All of the data needs to be printed again, exactly as written.

++++ Given information ++++

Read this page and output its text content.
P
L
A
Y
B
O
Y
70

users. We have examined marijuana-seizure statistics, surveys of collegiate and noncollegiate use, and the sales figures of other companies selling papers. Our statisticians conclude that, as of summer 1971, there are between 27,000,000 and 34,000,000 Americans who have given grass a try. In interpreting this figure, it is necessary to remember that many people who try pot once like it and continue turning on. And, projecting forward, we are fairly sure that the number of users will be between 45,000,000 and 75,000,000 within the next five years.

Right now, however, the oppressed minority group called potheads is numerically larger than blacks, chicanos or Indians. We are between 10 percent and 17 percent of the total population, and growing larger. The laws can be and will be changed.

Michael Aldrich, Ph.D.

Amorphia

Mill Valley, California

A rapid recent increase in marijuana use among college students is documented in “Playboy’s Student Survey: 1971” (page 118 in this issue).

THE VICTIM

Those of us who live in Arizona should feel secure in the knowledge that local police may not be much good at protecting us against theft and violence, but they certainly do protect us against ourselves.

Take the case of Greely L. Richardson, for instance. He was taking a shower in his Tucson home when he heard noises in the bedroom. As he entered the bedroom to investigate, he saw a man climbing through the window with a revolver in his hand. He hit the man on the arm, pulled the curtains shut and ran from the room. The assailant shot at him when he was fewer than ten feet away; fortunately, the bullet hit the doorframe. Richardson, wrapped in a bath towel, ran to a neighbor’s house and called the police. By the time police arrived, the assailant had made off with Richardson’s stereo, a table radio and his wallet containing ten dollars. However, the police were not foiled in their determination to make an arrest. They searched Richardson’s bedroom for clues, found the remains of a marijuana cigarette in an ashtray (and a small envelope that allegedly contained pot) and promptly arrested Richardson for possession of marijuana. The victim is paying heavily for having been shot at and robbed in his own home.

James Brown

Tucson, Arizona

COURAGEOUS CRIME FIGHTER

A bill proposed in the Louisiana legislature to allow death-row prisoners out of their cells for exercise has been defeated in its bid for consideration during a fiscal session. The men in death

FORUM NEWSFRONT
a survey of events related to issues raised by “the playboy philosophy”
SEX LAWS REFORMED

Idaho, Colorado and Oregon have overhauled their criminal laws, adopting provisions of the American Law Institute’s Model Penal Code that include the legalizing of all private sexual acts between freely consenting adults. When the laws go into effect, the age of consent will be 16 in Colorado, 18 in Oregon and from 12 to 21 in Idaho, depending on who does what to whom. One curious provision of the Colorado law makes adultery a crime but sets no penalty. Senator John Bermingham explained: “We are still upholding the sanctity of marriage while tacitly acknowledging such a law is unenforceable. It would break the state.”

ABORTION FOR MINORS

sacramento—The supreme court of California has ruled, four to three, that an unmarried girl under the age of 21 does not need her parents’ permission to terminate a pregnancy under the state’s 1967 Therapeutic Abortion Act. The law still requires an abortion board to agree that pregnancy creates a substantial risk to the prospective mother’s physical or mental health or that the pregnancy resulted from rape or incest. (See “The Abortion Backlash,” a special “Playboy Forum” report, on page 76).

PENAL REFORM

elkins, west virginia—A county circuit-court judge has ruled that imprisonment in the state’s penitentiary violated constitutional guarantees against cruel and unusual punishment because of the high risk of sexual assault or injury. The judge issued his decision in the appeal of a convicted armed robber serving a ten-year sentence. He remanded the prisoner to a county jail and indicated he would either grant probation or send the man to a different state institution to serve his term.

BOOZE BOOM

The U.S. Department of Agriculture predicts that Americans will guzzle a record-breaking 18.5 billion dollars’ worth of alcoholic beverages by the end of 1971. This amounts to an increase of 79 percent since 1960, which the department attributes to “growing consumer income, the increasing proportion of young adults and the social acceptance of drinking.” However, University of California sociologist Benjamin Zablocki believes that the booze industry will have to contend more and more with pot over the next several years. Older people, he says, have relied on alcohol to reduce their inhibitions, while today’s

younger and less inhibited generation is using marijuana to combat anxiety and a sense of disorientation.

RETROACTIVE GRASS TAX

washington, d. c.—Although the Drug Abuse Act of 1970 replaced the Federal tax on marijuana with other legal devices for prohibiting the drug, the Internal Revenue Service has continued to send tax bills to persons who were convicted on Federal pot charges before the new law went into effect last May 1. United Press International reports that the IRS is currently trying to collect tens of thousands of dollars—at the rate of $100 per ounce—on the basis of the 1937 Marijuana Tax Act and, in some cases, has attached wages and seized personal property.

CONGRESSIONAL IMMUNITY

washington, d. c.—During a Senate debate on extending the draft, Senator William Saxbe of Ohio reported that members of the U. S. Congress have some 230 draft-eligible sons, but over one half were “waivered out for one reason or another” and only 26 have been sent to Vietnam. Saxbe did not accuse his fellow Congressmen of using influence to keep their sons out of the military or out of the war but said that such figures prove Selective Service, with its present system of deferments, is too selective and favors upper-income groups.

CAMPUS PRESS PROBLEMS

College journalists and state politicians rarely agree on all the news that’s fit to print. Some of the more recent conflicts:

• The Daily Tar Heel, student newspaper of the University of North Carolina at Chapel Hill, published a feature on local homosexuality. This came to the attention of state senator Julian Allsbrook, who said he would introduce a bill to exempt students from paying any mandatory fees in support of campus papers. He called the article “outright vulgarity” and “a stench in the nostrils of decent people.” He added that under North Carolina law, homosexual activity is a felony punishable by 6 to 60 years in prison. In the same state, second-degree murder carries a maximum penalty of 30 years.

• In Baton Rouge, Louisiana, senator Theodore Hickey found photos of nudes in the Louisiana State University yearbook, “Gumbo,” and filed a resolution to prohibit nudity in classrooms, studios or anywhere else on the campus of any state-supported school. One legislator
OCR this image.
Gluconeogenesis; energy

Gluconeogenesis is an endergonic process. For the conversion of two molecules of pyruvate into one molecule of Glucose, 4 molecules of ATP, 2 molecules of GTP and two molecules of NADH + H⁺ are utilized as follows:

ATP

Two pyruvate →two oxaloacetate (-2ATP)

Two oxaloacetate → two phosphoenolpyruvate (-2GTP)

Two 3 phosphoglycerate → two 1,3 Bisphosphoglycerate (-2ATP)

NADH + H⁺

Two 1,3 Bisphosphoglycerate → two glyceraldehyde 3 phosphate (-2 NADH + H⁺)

++++

● **Task result**
Read this page and output its text content.
P
L
A
Y
B
O
Y
70

users. We have examined marijuana-seizure statistics, surveys of collegiate and noncollegiate use, and the sales figures of other companies selling papers. Our statisticians conclude that, as of summer 1971, there are between 27,000,000 and 34,000,000 Americans who have given grass a try. In interpreting this figure, it is necessary to remember that many people who try pot once like it and continue turning on. And, projecting forward, we are fairly sure that the number of users will be between 45,000,000 and 75,000,000 within the next five years.

Right now, however, the oppressed minority group called potheads is numerically larger than blacks, chicanos or Indians. We are between 10 percent and 17 percent of the total population, and growing larger. The laws can be and will be changed.

Michael Aldrich, Ph.D.

Amorphia

Mill Valley, California

A rapid recent increase in marijuana use among college students is documented in “Playboy’s Student Survey: 1971” (page 118 in this issue).

THE VICTIM

Those of us who live in Arizona should feel secure in the knowledge that local police may not be much good at protecting us against theft and violence, but they certainly do protect us against ourselves.

Take the case of Greely L. Richardson, for instance. He was taking a shower in his Tucson home when he heard noises in the bedroom. As he entered the bedroom to investigate, he saw a man climbing through the window with a revolver in his hand. He hit the man on the arm, pulled the curtains shut and ran from the room. The assailant shot at him when he was fewer than ten feet away; fortunately, the bullet hit the doorframe. Richardson, wrapped in a bath towel, ran to a neighbor’s house and called the police. By the time police arrived, the assailant had made off with Richardson’s stereo, a table radio and his wallet containing ten dollars. However, the police were not foiled in their determination to make an arrest. They searched Richardson’s bedroom for clues, found the remains of a marijuana cigarette in an ashtray (and a small envelope that allegedly contained pot) and promptly arrested Richardson for possession of marijuana. The victim is paying heavily for having been shot at and robbed in his own home.

James Brown

Tucson, Arizona

COURAGEOUS CRIME FIGHTER

A bill proposed in the Louisiana legislature to allow death-row prisoners out of their cells for exercise has been defeated in its bid for consideration during a fiscal session. The men in death

FORUM NEWSFRONT
a survey of events related to issues raised by “the playboy philosophy”
SEX LAWS REFORMED

Idaho, Colorado and Oregon have overhauled their criminal laws, adopting provisions of the American Law Institute’s Model Penal Code that include the legalizing of all private sexual acts between freely consenting adults. When the laws go into effect, the age of consent will be 16 in Colorado, 18 in Oregon and from 12 to 21 in Idaho, depending on who does what to whom. One curious provision of the Colorado law makes adultery a crime but sets no penalty. Senator John Bermingham explained: “We are still upholding the sanctity of marriage while tacitly acknowledging such a law is unenforceable. It would break the state.”

ABORTION FOR MINORS

sacramento—The supreme court of California has ruled, four to three, that an unmarried girl under the age of 21 does not need her parents’ permission to terminate a pregnancy under the state’s 1967 Therapeutic Abortion Act. The law still requires an abortion board to agree that pregnancy creates a substantial risk to the prospective mother’s physical or mental health or that the pregnancy resulted from rape or incest. (See “The Abortion Backlash,” a special “Playboy Forum” report, on page 76).

PENAL REFORM

elkins, west virginia—A county circuit-court judge has ruled that imprisonment in the state’s penitentiary violated constitutional guarantees against cruel and unusual punishment because of the high risk of sexual assault or injury. The judge issued his decision in the appeal of a convicted armed robber serving a ten-year sentence. He remanded the prisoner to a county jail and indicated he would either grant probation or send the man to a different state institution to serve his term.

BOOZE BOOM

The U.S. Department of Agriculture predicts that Americans will guzzle a record-breaking 18.5 billion dollars’ worth of alcoholic beverages by the end of 1971. This amounts to an increase of 79 percent since 1960, which the department attributes to “growing consumer income, the increasing proportion of young adults and the social acceptance of drinking.” However, University of California sociologist Benjamin Zablocki believes that the booze industry will have to contend more and more with pot over the next several years. Older people, he says, have relied on alcohol to reduce their inhibitions, while today’s

younger and less inhibited generation is using marijuana to combat anxiety and a sense of disorientation.

RETROACTIVE GRASS TAX

washington, d. c.—Although the Drug Abuse Act of 1970 replaced the Federal tax on marijuana with other legal devices for prohibiting the drug, the Internal Revenue Service has continued to send tax bills to persons who were convicted on Federal pot charges before the new law went into effect last May 1. United Press International reports that the IRS is currently trying to collect tens of thousands of dollars—at the rate of $100 per ounce—on the basis of the 1937 Marijuana Tax Act and, in some cases, has attached wages and seized personal property.

CONGRESSIONAL IMMUNITY

washington, d. c.—During a Senate debate on extending the draft, Senator William Saxbe of Ohio reported that members of the U. S. Congress have some 230 draft-eligible sons, but over one half were “waivered out for one reason or another” and only 26 have been sent to Vietnam. Saxbe did not accuse his fellow Congressmen of using influence to keep their sons out of the military or out of the war but said that such figures prove Selective Service, with its present system of deferments, is too selective and favors upper-income groups.

CAMPUS PRESS PROBLEMS

College journalists and state politicians rarely agree on all the news that’s fit to print. Some of the more recent conflicts:

• The Daily Tar Heel, student newspaper of the University of North Carolina at Chapel Hill, published a feature on local homosexuality. This came to the attention of state senator Julian Allsbrook, who said he would introduce a bill to exempt students from paying any mandatory fees in support of campus papers. He called the article “outright vulgarity” and “a stench in the nostrils of decent people.” He added that under North Carolina law, homosexual activity is a felony punishable by 6 to 60 years in prison. In the same state, second-degree murder carries a maximum penalty of 30 years.

• In Baton Rouge, Louisiana, senator Theodore Hickey found photos of nudes in the Louisiana State University yearbook, “Gumbo,” and filed a resolution to prohibit nudity in classrooms, studios or anywhere else on the campus of any state-supported school. One legislator
OCR this image.
Gluconeogenesis; energy

Gluconeogenesis is an endergonic process. For the conversion of two molecules of pyruvate into one molecule of Glucose, 4 molecules of ATP, 2 molecules of GTP and two molecules of NADH + H⁺ are utilized as follows:

ATP

Two pyruvate →two oxaloacetate (-2ATP)

Two oxaloacetate → two phosphoenolpyruvate (-2GTP)

Two 3 phosphoglycerate → two 1,3 Bisphosphoglycerate (-2ATP)

NADH + H⁺

Two 1,3 Bisphosphoglycerate → two glyceraldehyde 3 phosphate (-2 NADH + H⁺)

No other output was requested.